[START OF SUPPLIED MATERIAL]
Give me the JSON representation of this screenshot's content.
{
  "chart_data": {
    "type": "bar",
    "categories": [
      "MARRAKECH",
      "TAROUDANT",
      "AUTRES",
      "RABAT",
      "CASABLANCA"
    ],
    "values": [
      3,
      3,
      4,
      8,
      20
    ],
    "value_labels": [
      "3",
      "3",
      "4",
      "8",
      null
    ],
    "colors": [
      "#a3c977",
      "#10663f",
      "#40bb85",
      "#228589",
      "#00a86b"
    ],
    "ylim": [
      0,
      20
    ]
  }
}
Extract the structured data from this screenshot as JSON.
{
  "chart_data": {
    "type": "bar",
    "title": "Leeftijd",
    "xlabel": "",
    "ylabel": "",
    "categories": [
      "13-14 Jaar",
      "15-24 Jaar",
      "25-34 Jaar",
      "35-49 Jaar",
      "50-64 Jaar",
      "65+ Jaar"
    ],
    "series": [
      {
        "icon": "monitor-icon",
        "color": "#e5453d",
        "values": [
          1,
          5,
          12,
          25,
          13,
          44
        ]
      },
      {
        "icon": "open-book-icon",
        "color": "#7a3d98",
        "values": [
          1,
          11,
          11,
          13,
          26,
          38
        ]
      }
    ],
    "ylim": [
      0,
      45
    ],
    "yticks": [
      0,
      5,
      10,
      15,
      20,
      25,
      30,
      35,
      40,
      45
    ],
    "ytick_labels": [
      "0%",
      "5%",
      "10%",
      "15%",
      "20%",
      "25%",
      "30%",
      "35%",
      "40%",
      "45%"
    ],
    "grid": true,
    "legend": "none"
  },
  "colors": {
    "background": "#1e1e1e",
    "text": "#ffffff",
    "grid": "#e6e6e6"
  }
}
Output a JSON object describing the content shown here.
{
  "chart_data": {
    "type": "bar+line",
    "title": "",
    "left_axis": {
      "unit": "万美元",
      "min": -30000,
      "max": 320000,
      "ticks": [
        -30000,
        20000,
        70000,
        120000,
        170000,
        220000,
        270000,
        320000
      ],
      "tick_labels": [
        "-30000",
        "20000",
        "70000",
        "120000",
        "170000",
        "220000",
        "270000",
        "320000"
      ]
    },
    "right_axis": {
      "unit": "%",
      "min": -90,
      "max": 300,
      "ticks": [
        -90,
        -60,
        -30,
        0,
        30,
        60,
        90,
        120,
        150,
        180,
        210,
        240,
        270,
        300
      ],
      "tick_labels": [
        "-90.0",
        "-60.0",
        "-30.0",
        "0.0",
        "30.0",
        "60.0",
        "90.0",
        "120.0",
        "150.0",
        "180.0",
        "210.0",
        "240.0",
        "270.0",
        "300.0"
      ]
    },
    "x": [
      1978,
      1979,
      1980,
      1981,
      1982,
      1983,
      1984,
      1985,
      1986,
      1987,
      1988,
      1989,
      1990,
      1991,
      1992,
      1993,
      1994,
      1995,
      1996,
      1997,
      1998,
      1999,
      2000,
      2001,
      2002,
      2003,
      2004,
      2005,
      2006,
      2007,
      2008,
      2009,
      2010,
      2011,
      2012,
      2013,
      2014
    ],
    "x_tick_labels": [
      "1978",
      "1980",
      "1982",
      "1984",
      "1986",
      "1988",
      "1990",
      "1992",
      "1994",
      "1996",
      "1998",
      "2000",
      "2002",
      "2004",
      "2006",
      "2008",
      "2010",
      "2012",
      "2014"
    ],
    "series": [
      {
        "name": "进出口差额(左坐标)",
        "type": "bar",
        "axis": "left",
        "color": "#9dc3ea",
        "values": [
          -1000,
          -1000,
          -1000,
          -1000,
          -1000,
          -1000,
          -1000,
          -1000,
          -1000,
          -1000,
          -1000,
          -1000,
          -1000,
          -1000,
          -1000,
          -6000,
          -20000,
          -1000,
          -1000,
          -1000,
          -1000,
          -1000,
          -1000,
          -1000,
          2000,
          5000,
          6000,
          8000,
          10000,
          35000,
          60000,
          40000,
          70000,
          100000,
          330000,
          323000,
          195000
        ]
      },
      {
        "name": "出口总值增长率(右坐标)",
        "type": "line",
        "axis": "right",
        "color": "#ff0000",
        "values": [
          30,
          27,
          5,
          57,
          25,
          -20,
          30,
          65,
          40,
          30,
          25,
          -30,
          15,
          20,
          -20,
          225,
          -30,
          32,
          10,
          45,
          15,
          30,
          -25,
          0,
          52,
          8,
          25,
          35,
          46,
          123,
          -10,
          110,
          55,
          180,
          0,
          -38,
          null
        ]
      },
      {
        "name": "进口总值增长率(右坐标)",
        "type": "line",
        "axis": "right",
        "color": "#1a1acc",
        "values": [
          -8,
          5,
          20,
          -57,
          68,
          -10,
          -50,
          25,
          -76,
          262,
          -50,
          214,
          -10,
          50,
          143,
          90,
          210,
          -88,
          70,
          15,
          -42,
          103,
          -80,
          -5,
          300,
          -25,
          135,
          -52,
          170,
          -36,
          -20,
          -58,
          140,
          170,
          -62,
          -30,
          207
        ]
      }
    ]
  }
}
[END OF SUPPLIED MATERIAL]
→ **WRITTEN INSTRUCTION**
Retype every entry word for word.

→ **CORRECT ANSWER**
Give me the JSON representation of this screenshot's content.
{
  "chart_data": {
    "type": "bar",
    "categories": [
      "MARRAKECH",
      "TAROUDANT",
      "AUTRES",
      "RABAT",
      "CASABLANCA"
    ],
    "values": [
      3,
      3,
      4,
      8,
      20
    ],
    "value_labels": [
      "3",
      "3",
      "4",
      "8",
      null
    ],
    "colors": [
      "#a3c977",
      "#10663f",
      "#40bb85",
      "#228589",
      "#00a86b"
    ],
    "ylim": [
      0,
      20
    ]
  }
}
Extract the structured data from this screenshot as JSON.
{
  "chart_data": {
    "type": "bar",
    "title": "Leeftijd",
    "xlabel": "",
    "ylabel": "",
    "categories": [
      "13-14 Jaar",
      "15-24 Jaar",
      "25-34 Jaar",
      "35-49 Jaar",
      "50-64 Jaar",
      "65+ Jaar"
    ],
    "series": [
      {
        "icon": "monitor-icon",
        "color": "#e5453d",
        "values": [
          1,
          5,
          12,
          25,
          13,
          44
        ]
      },
      {
        "icon": "open-book-icon",
        "color": "#7a3d98",
        "values": [
          1,
          11,
          11,
          13,
          26,
          38
        ]
      }
    ],
    "ylim": [
      0,
      45
    ],
    "yticks": [
      0,
      5,
      10,
      15,
      20,
      25,
      30,
      35,
      40,
      45
    ],
    "ytick_labels": [
      "0%",
      "5%",
      "10%",
      "15%",
      "20%",
      "25%",
      "30%",
      "35%",
      "40%",
      "45%"
    ],
    "grid": true,
    "legend": "none"
  },
  "colors": {
    "background": "#1e1e1e",
    "text": "#ffffff",
    "grid": "#e6e6e6"
  }
}
Output a JSON object describing the content shown here.
{
  "chart_data": {
    "type": "bar+line",
    "title": "",
    "left_axis": {
      "unit": "万美元",
      "min": -30000,
      "max": 320000,
      "ticks": [
        -30000,
        20000,
        70000,
        120000,
        170000,
        220000,
        270000,
        320000
      ],
      "tick_labels": [
        "-30000",
        "20000",
        "70000",
        "120000",
        "170000",
        "220000",
        "270000",
        "320000"
      ]
    },
    "right_axis": {
      "unit": "%",
      "min": -90,
      "max": 300,
      "ticks": [
        -90,
        -60,
        -30,
        0,
        30,
        60,
        90,
        120,
        150,
        180,
        210,
        240,
        270,
        300
      ],
      "tick_labels": [
        "-90.0",
        "-60.0",
        "-30.0",
        "0.0",
        "30.0",
        "60.0",
        "90.0",
        "120.0",
        "150.0",
        "180.0",
        "210.0",
        "240.0",
        "270.0",
        "300.0"
      ]
    },
    "x": [
      1978,
      1979,
      1980,
      1981,
      1982,
      1983,
      1984,
      1985,
      1986,
      1987,
      1988,
      1989,
      1990,
      1991,
      1992,
      1993,
      1994,
      1995,
      1996,
      1997,
      1998,
      1999,
      2000,
      2001,
      2002,
      2003,
      2004,
      2005,
      2006,
      2007,
      2008,
      2009,
      2010,
      2011,
      2012,
      2013,
      2014
    ],
    "x_tick_labels": [
      "1978",
      "1980",
      "1982",
      "1984",
      "1986",
      "1988",
      "1990",
      "1992",
      "1994",
      "1996",
      "1998",
      "2000",
      "2002",
      "2004",
      "2006",
      "2008",
      "2010",
      "2012",
      "2014"
    ],
    "series": [
      {
        "name": "进出口差额(左坐标)",
        "type": "bar",
        "axis": "left",
        "color": "#9dc3ea",
        "values": [
          -1000,
          -1000,
          -1000,
          -1000,
          -1000,
          -1000,
          -1000,
          -1000,
          -1000,
          -1000,
          -1000,
          -1000,
          -1000,
          -1000,
          -1000,
          -6000,
          -20000,
          -1000,
          -1000,
          -1000,
          -1000,
          -1000,
          -1000,
          -1000,
          2000,
          5000,
          6000,
          8000,
          10000,
          35000,
          60000,
          40000,
          70000,
          100000,
          330000,
          323000,
          195000
        ]
      },
      {
        "name": "出口总值增长率(右坐标)",
        "type": "line",
        "axis": "right",
        "color": "#ff0000",
        "values": [
          30,
          27,
          5,
          57,
          25,
          -20,
          30,
          65,
          40,
          30,
          25,
          -30,
          15,
          20,
          -20,
          225,
          -30,
          32,
          10,
          45,
          15,
          30,
          -25,
          0,
          52,
          8,
          25,
          35,
          46,
          123,
          -10,
          110,
          55,
          180,
          0,
          -38,
          null
        ]
      },
      {
        "name": "进口总值增长率(右坐标)",
        "type": "line",
        "axis": "right",
        "color": "#1a1acc",
        "values": [
          -8,
          5,
          20,
          -57,
          68,
          -10,
          -50,
          25,
          -76,
          262,
          -50,
          214,
          -10,
          50,
          143,
          90,
          210,
          -88,
          70,
          15,
          -42,
          103,
          -80,
          -5,
          300,
          -25,
          135,
          -52,
          170,
          -36,
          -20,
          -58,
          140,
          170,
          -62,
          -30,
          207
        ]
      }
    ]
  }
}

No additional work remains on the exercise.